§ Problem to solve:
Search the material for the string "すいません" and copy each line where it occurs.

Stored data

((

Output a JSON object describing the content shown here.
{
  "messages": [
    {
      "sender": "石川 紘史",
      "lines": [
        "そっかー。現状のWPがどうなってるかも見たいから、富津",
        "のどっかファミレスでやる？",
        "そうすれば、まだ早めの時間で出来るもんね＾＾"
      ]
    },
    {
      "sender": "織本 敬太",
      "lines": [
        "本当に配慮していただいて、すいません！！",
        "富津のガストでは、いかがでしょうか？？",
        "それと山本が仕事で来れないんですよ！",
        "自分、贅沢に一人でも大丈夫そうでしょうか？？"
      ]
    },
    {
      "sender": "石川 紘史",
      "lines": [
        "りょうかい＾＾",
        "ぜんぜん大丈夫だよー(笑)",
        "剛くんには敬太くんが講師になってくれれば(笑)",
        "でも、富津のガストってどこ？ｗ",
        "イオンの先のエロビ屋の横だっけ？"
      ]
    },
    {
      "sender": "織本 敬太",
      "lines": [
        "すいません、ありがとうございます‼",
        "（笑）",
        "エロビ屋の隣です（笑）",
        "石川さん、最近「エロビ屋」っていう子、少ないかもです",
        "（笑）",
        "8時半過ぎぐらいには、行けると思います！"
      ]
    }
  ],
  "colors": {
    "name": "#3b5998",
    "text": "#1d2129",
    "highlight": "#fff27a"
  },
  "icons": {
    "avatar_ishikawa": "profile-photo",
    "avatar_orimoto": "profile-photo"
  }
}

))

§ Result:
        "本当に配慮していただいて、すいません！！",
        "すいません、ありがとうございます‼",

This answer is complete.